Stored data
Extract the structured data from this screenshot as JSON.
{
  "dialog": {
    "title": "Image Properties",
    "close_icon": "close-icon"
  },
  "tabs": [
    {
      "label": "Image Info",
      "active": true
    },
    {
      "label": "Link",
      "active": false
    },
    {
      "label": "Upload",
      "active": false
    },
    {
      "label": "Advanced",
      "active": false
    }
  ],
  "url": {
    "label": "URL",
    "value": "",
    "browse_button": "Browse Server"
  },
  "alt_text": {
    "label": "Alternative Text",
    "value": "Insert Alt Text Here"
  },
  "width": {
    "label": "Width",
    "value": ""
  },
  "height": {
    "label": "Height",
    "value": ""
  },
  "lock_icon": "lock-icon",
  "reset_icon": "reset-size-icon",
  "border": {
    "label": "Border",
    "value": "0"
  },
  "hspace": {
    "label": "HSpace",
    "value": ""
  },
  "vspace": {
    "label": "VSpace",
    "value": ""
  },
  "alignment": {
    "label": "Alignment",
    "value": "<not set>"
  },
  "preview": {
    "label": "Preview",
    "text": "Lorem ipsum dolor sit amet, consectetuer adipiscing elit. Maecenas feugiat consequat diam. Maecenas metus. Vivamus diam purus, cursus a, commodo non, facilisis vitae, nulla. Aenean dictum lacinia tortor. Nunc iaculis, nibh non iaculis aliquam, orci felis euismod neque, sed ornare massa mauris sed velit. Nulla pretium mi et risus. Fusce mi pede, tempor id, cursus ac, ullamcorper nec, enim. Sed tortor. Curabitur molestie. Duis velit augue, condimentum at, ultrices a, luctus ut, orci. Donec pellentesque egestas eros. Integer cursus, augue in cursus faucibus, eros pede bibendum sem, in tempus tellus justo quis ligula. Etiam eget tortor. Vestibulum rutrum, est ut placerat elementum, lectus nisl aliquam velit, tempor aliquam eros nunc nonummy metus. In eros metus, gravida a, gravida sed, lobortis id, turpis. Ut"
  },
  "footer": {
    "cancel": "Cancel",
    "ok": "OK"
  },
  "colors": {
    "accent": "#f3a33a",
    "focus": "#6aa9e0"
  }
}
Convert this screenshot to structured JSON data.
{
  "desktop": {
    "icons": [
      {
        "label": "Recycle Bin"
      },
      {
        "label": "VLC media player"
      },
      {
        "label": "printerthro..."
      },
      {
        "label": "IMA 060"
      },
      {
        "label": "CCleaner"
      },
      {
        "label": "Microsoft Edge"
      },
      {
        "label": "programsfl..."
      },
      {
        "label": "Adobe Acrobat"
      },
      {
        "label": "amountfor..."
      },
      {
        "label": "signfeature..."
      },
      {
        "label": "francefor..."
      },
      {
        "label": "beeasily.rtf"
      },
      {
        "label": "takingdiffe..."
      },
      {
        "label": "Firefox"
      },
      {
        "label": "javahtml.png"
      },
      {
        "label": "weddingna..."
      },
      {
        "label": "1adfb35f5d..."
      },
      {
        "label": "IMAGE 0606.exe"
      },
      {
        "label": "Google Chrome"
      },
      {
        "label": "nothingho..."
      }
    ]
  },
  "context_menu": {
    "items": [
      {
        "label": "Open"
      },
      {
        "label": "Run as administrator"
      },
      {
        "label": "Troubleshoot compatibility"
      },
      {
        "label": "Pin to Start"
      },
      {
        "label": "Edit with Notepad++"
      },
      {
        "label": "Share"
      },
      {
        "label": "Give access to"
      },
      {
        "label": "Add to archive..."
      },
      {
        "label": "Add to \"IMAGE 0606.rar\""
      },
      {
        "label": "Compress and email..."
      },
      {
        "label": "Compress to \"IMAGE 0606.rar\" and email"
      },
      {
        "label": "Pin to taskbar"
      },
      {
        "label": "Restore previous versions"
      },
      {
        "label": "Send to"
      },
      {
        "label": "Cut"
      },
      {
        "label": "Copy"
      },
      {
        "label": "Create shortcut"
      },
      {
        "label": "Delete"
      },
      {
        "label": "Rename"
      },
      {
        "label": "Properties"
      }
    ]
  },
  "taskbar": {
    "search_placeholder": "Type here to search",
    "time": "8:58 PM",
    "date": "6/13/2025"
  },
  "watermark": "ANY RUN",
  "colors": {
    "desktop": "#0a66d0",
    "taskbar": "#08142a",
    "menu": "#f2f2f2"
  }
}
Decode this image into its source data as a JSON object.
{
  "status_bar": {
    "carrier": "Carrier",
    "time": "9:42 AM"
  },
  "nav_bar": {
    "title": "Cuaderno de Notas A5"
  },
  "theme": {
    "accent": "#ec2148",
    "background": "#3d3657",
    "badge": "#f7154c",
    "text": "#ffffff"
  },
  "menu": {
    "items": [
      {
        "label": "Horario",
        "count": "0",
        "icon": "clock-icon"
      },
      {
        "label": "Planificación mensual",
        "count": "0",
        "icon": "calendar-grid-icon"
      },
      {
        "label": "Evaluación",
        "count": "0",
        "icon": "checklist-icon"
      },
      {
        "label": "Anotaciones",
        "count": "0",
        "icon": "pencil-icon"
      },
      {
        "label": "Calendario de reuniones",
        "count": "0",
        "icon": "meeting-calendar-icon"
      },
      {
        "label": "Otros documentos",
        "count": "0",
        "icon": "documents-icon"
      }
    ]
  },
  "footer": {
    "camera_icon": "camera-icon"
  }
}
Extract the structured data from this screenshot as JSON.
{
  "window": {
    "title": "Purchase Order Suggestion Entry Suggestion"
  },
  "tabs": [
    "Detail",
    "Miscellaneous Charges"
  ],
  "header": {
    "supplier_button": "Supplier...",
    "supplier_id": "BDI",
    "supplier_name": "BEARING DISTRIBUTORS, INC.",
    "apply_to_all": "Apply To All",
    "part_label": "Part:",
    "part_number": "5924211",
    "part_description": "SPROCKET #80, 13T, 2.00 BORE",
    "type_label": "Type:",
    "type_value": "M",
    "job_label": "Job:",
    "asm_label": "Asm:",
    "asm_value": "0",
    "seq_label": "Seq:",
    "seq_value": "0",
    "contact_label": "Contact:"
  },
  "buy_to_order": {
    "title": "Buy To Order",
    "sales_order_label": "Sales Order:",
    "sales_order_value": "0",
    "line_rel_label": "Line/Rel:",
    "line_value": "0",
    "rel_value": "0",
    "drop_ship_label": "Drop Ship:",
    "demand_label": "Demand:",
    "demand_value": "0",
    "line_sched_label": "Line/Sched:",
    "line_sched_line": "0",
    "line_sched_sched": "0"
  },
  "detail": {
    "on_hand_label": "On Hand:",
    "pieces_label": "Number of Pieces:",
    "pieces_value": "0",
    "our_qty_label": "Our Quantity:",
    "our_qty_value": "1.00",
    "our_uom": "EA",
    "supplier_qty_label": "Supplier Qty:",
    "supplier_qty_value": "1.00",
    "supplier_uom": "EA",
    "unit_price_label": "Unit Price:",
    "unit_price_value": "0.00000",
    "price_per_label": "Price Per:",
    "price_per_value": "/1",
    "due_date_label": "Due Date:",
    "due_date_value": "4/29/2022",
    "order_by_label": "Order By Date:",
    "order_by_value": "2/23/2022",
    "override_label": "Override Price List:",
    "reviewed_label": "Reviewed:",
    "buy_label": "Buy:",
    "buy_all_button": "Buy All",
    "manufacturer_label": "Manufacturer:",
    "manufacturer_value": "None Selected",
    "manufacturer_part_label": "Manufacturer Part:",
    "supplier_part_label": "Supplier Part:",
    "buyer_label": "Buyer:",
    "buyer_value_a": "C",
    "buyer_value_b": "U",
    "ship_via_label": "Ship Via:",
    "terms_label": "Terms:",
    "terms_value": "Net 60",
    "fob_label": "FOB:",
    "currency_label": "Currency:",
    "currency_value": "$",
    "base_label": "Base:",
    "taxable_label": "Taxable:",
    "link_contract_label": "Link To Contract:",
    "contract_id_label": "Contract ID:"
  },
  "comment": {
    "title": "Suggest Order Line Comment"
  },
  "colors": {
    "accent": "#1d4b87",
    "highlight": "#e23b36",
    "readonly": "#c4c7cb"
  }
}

The problem = Your task is to gather all lines from the entries above that hold the word "Contract".

Solved exercise =
    "link_contract_label": "Link To Contract:",
    "contract_id_label": "Contract ID:"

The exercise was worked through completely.